## SHORT EXERCISE
Quote all of the data exactly as given. Skip every picture it contains.

## TASK INPUT

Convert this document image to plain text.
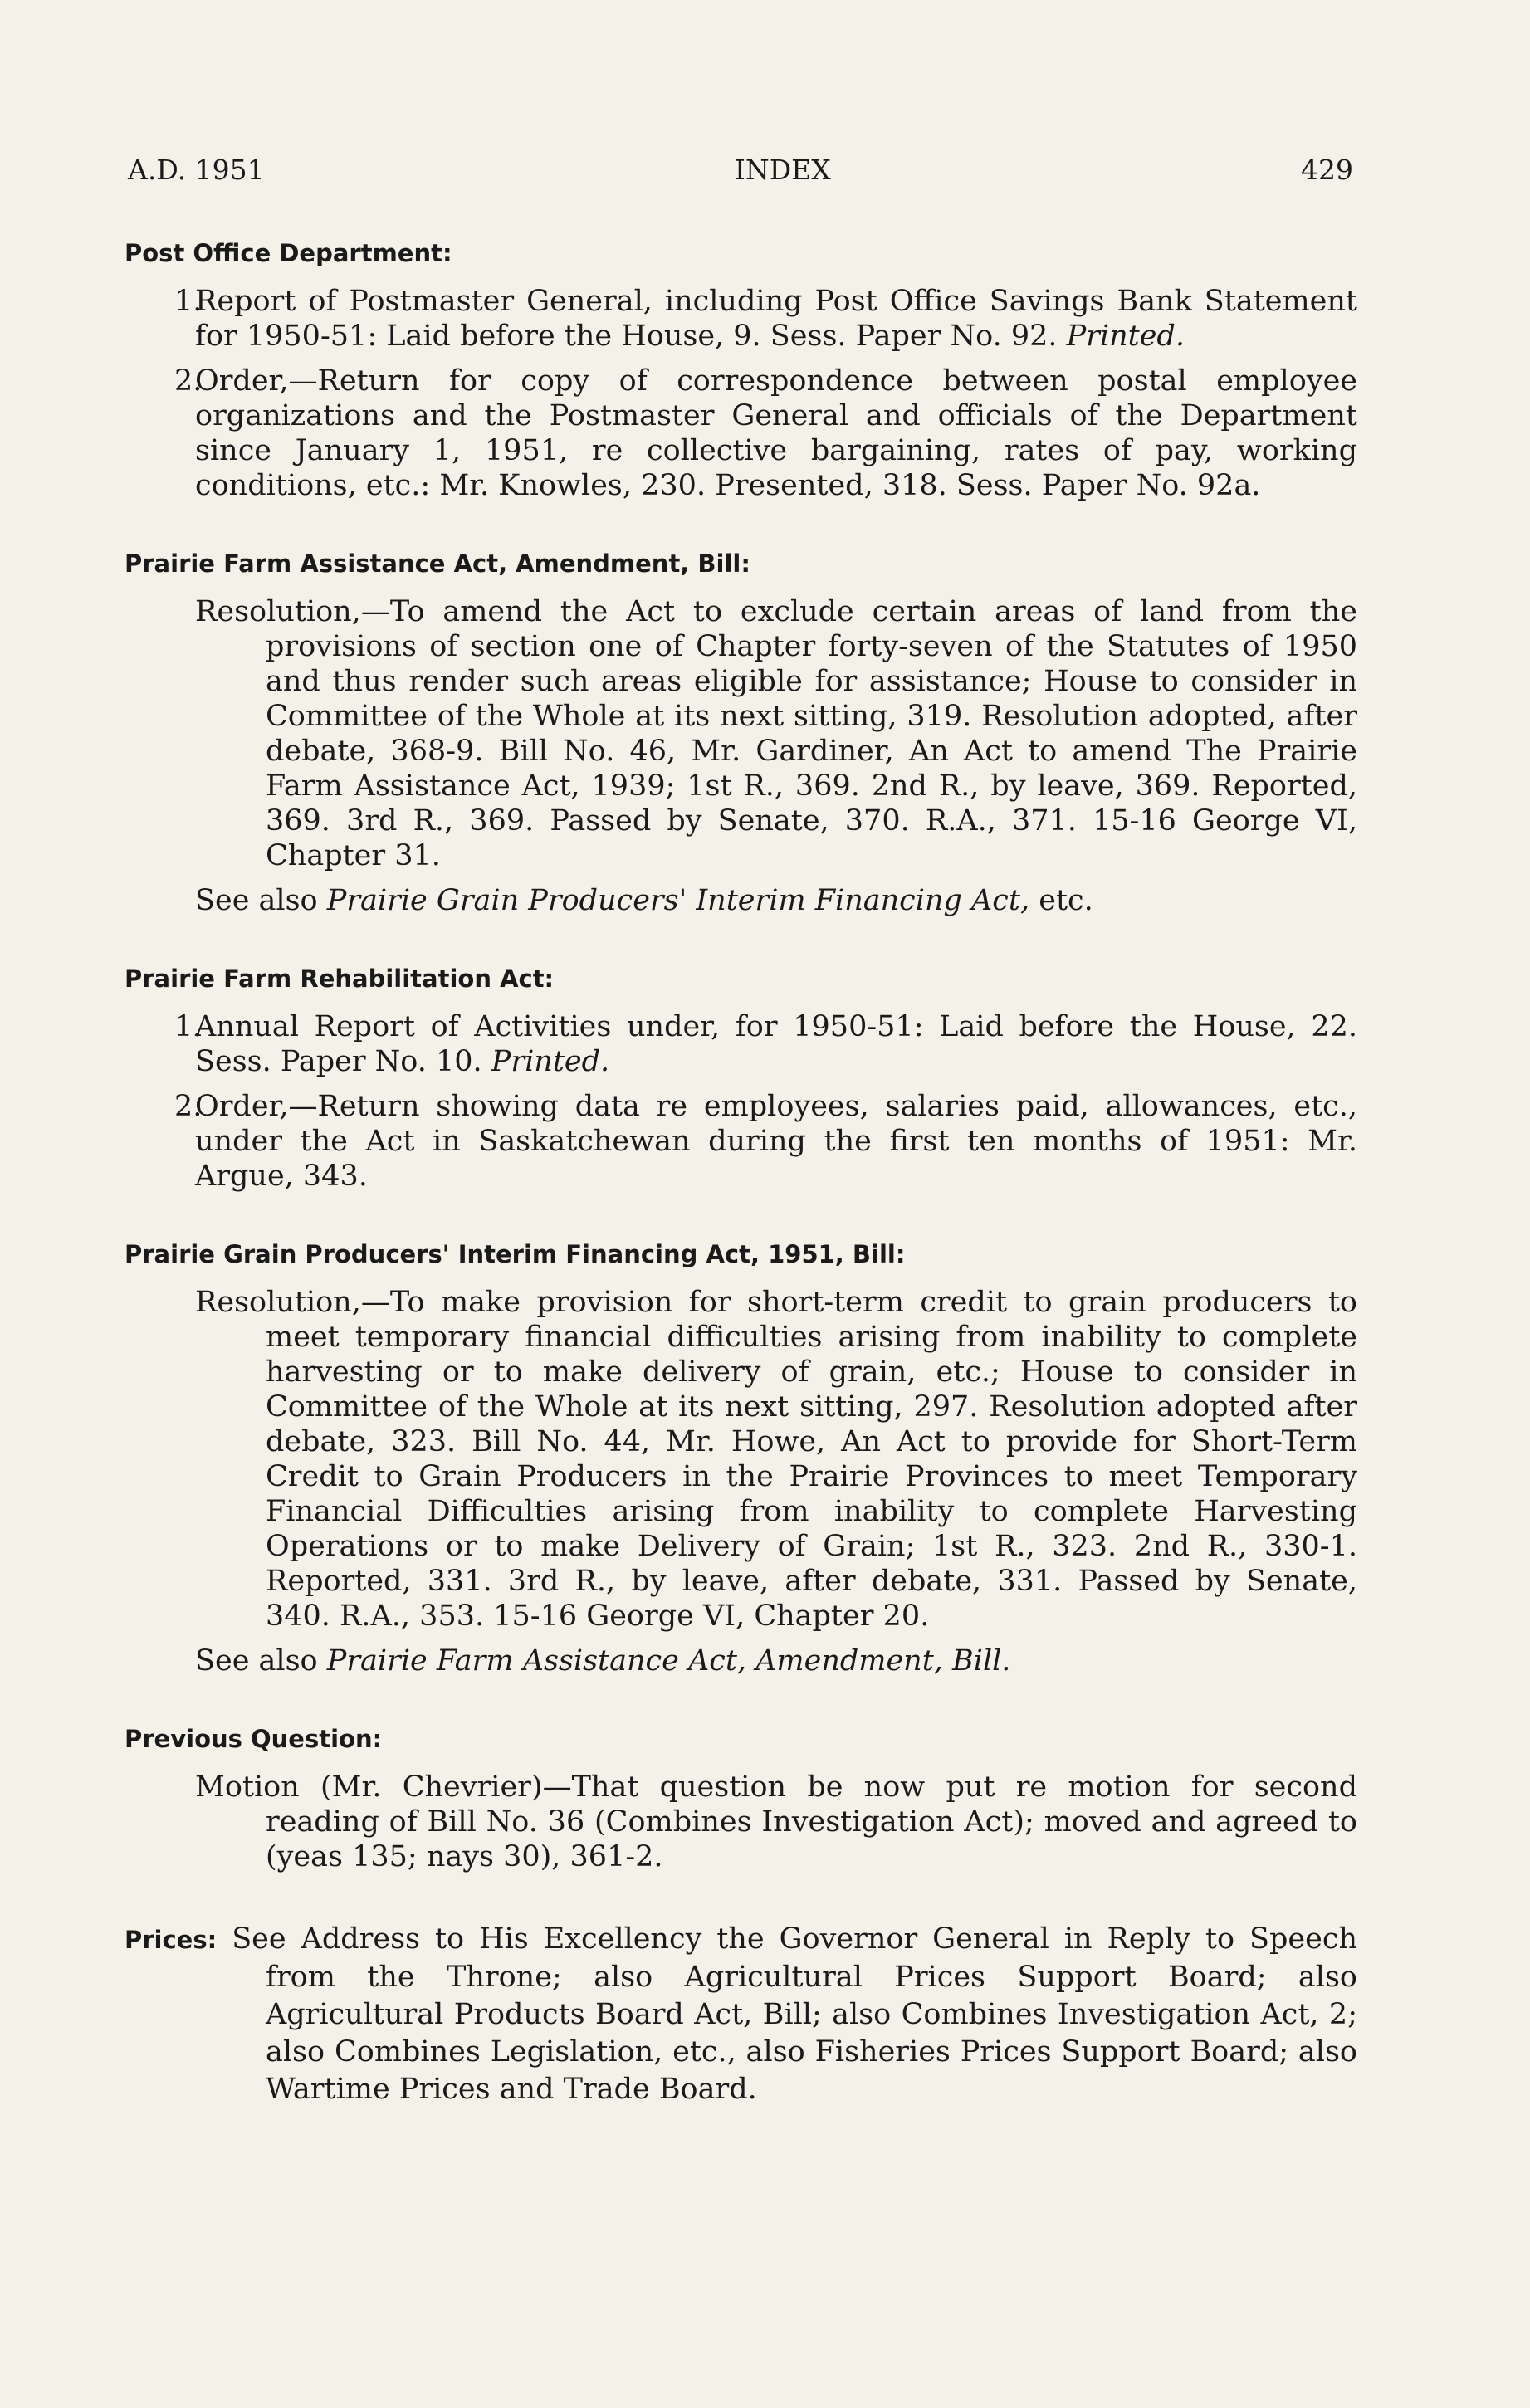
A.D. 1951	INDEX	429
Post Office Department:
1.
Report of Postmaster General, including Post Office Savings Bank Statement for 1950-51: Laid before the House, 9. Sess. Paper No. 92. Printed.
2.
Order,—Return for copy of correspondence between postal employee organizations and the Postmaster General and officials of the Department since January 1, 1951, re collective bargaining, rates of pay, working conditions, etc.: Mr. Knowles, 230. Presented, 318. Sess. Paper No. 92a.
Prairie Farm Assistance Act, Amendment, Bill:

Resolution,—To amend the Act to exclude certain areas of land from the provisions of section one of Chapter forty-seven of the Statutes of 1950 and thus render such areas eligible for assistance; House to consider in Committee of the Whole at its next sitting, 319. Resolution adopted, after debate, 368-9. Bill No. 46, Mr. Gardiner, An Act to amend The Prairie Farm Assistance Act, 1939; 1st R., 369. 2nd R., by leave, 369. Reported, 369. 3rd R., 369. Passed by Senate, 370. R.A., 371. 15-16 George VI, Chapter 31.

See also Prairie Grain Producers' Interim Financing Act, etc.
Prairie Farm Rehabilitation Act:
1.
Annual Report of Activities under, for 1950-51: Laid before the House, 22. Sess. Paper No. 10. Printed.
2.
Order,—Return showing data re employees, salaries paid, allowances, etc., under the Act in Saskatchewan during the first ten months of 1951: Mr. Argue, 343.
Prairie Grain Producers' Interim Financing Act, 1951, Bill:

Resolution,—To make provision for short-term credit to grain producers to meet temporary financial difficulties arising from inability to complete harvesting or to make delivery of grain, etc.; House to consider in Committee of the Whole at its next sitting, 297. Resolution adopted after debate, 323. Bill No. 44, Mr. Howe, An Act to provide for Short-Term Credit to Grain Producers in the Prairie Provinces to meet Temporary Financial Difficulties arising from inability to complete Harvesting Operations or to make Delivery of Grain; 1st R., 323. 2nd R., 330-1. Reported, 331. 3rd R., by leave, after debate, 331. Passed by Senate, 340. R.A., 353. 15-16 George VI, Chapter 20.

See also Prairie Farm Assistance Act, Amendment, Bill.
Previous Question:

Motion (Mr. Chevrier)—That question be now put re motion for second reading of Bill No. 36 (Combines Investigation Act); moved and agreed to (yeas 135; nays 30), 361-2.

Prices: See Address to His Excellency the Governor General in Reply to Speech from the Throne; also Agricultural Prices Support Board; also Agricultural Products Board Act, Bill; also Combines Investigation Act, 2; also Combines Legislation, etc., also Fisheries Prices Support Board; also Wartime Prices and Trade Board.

## RESPONSE TO THE TASK
Convert this document image to plain text.
A.D. 1951	INDEX	429
Post Office Department:
1.
Report of Postmaster General, including Post Office Savings Bank Statement for 1950-51: Laid before the House, 9. Sess. Paper No. 92. Printed.
2.
Order,—Return for copy of correspondence between postal employee organizations and the Postmaster General and officials of the Department since January 1, 1951, re collective bargaining, rates of pay, working conditions, etc.: Mr. Knowles, 230. Presented, 318. Sess. Paper No. 92a.
Prairie Farm Assistance Act, Amendment, Bill:

Resolution,—To amend the Act to exclude certain areas of land from the provisions of section one of Chapter forty-seven of the Statutes of 1950 and thus render such areas eligible for assistance; House to consider in Committee of the Whole at its next sitting, 319. Resolution adopted, after debate, 368-9. Bill No. 46, Mr. Gardiner, An Act to amend The Prairie Farm Assistance Act, 1939; 1st R., 369. 2nd R., by leave, 369. Reported, 369. 3rd R., 369. Passed by Senate, 370. R.A., 371. 15-16 George VI, Chapter 31.

See also Prairie Grain Producers' Interim Financing Act, etc.
Prairie Farm Rehabilitation Act:
1.
Annual Report of Activities under, for 1950-51: Laid before the House, 22. Sess. Paper No. 10. Printed.
2.
Order,—Return showing data re employees, salaries paid, allowances, etc., under the Act in Saskatchewan during the first ten months of 1951: Mr. Argue, 343.
Prairie Grain Producers' Interim Financing Act, 1951, Bill:

Resolution,—To make provision for short-term credit to grain producers to meet temporary financial difficulties arising from inability to complete harvesting or to make delivery of grain, etc.; House to consider in Committee of the Whole at its next sitting, 297. Resolution adopted after debate, 323. Bill No. 44, Mr. Howe, An Act to provide for Short-Term Credit to Grain Producers in the Prairie Provinces to meet Temporary Financial Difficulties arising from inability to complete Harvesting Operations or to make Delivery of Grain; 1st R., 323. 2nd R., 330-1. Reported, 331. 3rd R., by leave, after debate, 331. Passed by Senate, 340. R.A., 353. 15-16 George VI, Chapter 20.

See also Prairie Farm Assistance Act, Amendment, Bill.
Previous Question:

Motion (Mr. Chevrier)—That question be now put re motion for second reading of Bill No. 36 (Combines Investigation Act); moved and agreed to (yeas 135; nays 30), 361-2.

Prices: See Address to His Excellency the Governor General in Reply to Speech from the Throne; also Agricultural Prices Support Board; also Agricultural Products Board Act, Bill; also Combines Investigation Act, 2; also Combines Legislation, etc., also Fisheries Prices Support Board; also Wartime Prices and Trade Board.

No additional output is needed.